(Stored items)
******************************

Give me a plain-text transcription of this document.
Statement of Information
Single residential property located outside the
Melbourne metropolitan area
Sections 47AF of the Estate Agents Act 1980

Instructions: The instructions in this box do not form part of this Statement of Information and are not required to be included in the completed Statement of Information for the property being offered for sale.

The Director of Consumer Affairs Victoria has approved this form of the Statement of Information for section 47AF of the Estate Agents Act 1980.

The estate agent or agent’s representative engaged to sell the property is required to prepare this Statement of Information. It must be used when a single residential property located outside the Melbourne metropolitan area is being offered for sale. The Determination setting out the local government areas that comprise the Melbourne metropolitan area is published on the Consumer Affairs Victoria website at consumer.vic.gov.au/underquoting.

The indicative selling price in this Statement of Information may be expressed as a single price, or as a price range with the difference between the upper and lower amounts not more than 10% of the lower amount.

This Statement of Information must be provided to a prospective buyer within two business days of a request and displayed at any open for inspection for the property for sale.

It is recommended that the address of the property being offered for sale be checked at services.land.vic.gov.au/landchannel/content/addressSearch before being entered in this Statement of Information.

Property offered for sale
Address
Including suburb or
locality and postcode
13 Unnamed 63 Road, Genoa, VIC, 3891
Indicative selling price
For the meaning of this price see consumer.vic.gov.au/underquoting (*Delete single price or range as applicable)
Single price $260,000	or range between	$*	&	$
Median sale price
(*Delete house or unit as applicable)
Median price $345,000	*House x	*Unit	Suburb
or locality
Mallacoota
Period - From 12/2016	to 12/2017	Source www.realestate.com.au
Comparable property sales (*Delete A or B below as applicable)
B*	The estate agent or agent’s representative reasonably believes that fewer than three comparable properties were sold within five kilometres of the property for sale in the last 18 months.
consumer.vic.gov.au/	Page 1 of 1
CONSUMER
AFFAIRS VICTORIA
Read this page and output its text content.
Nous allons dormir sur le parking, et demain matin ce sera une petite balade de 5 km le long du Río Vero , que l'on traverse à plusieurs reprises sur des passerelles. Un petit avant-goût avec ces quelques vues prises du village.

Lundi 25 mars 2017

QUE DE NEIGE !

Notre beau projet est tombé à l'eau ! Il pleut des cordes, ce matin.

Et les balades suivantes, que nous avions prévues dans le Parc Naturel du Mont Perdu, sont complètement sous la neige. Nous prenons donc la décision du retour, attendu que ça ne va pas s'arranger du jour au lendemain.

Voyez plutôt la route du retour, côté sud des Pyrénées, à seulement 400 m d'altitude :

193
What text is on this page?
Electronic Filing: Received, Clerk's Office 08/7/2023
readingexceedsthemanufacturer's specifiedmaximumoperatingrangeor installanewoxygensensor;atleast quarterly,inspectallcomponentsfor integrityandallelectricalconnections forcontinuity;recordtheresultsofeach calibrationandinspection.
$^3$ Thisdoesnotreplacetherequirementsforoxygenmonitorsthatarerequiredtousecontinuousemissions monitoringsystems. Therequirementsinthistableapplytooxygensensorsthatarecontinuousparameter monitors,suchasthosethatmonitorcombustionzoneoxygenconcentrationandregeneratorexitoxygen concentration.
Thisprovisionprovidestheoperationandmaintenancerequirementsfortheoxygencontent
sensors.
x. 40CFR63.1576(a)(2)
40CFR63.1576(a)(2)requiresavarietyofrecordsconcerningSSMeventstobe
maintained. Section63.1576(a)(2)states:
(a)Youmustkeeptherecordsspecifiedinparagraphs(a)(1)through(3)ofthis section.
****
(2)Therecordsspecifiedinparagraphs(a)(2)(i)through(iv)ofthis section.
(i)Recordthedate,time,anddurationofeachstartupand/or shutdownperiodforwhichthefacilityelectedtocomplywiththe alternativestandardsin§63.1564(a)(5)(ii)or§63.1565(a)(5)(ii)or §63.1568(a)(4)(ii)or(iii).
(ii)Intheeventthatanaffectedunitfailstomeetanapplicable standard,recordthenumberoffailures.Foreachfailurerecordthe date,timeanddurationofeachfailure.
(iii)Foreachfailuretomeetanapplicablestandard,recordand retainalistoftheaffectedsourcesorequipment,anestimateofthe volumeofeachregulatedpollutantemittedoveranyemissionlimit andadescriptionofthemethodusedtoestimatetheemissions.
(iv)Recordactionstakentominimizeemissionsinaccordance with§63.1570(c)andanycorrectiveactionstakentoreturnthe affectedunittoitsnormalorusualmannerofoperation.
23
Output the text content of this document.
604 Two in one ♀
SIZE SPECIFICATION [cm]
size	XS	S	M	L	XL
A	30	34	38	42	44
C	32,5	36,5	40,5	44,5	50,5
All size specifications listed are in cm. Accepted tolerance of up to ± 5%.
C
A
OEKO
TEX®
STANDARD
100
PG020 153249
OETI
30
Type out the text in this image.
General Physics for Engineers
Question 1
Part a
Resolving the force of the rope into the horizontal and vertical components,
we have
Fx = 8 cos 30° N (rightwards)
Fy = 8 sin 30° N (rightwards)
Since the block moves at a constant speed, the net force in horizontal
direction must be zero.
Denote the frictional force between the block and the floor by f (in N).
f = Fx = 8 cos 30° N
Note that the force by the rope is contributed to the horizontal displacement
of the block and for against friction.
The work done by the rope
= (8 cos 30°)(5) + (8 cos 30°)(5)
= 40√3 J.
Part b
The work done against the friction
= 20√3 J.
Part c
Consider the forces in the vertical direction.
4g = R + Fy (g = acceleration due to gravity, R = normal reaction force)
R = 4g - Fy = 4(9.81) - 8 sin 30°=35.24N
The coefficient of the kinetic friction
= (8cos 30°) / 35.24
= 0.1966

******************************

# [YOUR INSTRUCTIONS]
Using the material above, count the lines containing the word "rightwards". Reply with the number alone.

# [TASK RESPONSE]
2